Dataset excerpt
========
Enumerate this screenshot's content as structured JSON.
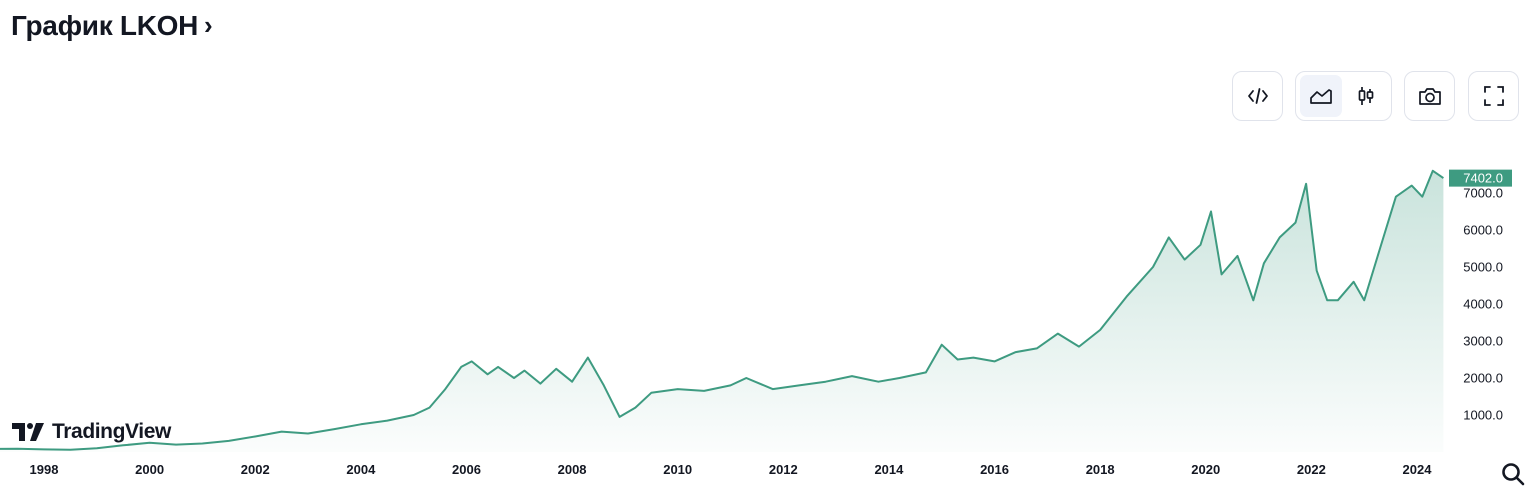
{
  "header": {
    "title": "График LKOH",
    "chevron": "›"
  },
  "toolbar": {
    "embed_icon": "code-icon",
    "area_icon": "area-chart-icon",
    "candles_icon": "candlestick-icon",
    "snapshot_icon": "camera-icon",
    "fullscreen_icon": "fullscreen-icon"
  },
  "branding": {
    "name": "TradingView"
  },
  "chart_data": {
    "type": "area",
    "title": "",
    "xlabel": "",
    "ylabel": "",
    "line_color": "#3e9b81",
    "fill_color": "#3e9b81",
    "grid": false,
    "x_ticks": [
      "1998",
      "2000",
      "2002",
      "2004",
      "2006",
      "2008",
      "2010",
      "2012",
      "2014",
      "2016",
      "2018",
      "2020",
      "2022",
      "2024"
    ],
    "y_ticks": [
      "1000.0",
      "2000.0",
      "3000.0",
      "4000.0",
      "5000.0",
      "6000.0",
      "7000.0"
    ],
    "ylim": [
      0,
      8000
    ],
    "last_value": "7402.0",
    "x": [
      1997.0,
      1997.5,
      1998.0,
      1998.5,
      1999.0,
      1999.5,
      2000.0,
      2000.5,
      2001.0,
      2001.5,
      2002.0,
      2002.5,
      2003.0,
      2003.5,
      2004.0,
      2004.5,
      2005.0,
      2005.3,
      2005.6,
      2005.9,
      2006.1,
      2006.4,
      2006.6,
      2006.9,
      2007.1,
      2007.4,
      2007.7,
      2008.0,
      2008.3,
      2008.6,
      2008.9,
      2009.2,
      2009.5,
      2010.0,
      2010.5,
      2011.0,
      2011.3,
      2011.8,
      2012.3,
      2012.8,
      2013.3,
      2013.8,
      2014.2,
      2014.7,
      2015.0,
      2015.3,
      2015.6,
      2016.0,
      2016.4,
      2016.8,
      2017.2,
      2017.6,
      2018.0,
      2018.5,
      2019.0,
      2019.3,
      2019.6,
      2019.9,
      2020.1,
      2020.3,
      2020.6,
      2020.9,
      2021.1,
      2021.4,
      2021.7,
      2021.9,
      2022.1,
      2022.3,
      2022.5,
      2022.8,
      2023.0,
      2023.3,
      2023.6,
      2023.9,
      2024.1,
      2024.3,
      2024.5
    ],
    "y": [
      80,
      90,
      70,
      60,
      100,
      180,
      250,
      200,
      230,
      300,
      420,
      550,
      500,
      620,
      750,
      850,
      1000,
      1200,
      1700,
      2300,
      2450,
      2100,
      2300,
      2000,
      2200,
      1850,
      2250,
      1900,
      2550,
      1800,
      950,
      1200,
      1600,
      1700,
      1650,
      1800,
      2000,
      1700,
      1800,
      1900,
      2050,
      1900,
      2000,
      2150,
      2900,
      2500,
      2550,
      2450,
      2700,
      2800,
      3200,
      2850,
      3300,
      4200,
      5000,
      5800,
      5200,
      5600,
      6500,
      4800,
      5300,
      4100,
      5100,
      5800,
      6200,
      7250,
      4900,
      4100,
      4100,
      4600,
      4100,
      5500,
      6900,
      7200,
      6900,
      7600,
      7402
    ]
  }
}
========
__What is expected__:
Report how many lines hold the string "icon", giving the number and nothing else.

__Answer__:
5